## AIM OF THE EXERCISE
Each of the entries should be retyped precisely as it appears.

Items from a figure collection
^^^^^^^^^^^^^^^^

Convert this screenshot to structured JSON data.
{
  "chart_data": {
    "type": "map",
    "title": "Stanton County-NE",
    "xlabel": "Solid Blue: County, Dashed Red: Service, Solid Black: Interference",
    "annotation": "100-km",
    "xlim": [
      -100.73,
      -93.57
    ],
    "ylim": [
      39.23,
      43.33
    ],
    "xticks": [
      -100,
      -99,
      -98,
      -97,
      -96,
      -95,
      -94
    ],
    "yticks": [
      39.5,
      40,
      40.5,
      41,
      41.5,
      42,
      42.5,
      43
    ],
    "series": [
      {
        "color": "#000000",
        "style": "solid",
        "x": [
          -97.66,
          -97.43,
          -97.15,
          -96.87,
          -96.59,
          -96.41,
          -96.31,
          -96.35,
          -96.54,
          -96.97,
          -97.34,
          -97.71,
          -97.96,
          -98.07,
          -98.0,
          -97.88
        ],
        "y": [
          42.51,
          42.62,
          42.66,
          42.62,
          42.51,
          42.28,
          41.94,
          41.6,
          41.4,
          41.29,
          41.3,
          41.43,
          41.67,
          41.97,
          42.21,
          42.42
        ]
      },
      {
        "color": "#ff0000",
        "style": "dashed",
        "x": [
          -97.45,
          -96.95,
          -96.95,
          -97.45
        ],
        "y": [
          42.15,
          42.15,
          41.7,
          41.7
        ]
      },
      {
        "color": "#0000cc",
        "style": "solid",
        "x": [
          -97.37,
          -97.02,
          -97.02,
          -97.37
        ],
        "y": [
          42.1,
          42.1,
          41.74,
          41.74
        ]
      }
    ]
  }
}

^^^^^^^^^^^^^^^^

## RESPONSE TO THIS EXERCISE
Convert this screenshot to structured JSON data.
{
  "chart_data": {
    "type": "map",
    "title": "Stanton County-NE",
    "xlabel": "Solid Blue: County, Dashed Red: Service, Solid Black: Interference",
    "annotation": "100-km",
    "xlim": [
      -100.73,
      -93.57
    ],
    "ylim": [
      39.23,
      43.33
    ],
    "xticks": [
      -100,
      -99,
      -98,
      -97,
      -96,
      -95,
      -94
    ],
    "yticks": [
      39.5,
      40,
      40.5,
      41,
      41.5,
      42,
      42.5,
      43
    ],
    "series": [
      {
        "color": "#000000",
        "style": "solid",
        "x": [
          -97.66,
          -97.43,
          -97.15,
          -96.87,
          -96.59,
          -96.41,
          -96.31,
          -96.35,
          -96.54,
          -96.97,
          -97.34,
          -97.71,
          -97.96,
          -98.07,
          -98.0,
          -97.88
        ],
        "y": [
          42.51,
          42.62,
          42.66,
          42.62,
          42.51,
          42.28,
          41.94,
          41.6,
          41.4,
          41.29,
          41.3,
          41.43,
          41.67,
          41.97,
          42.21,
          42.42
        ]
      },
      {
        "color": "#ff0000",
        "style": "dashed",
        "x": [
          -97.45,
          -96.95,
          -96.95,
          -97.45
        ],
        "y": [
          42.15,
          42.15,
          41.7,
          41.7
        ]
      },
      {
        "color": "#0000cc",
        "style": "solid",
        "x": [
          -97.37,
          -97.02,
          -97.02,
          -97.37
        ],
        "y": [
          42.1,
          42.1,
          41.74,
          41.74
        ]
      }
    ]
  }
}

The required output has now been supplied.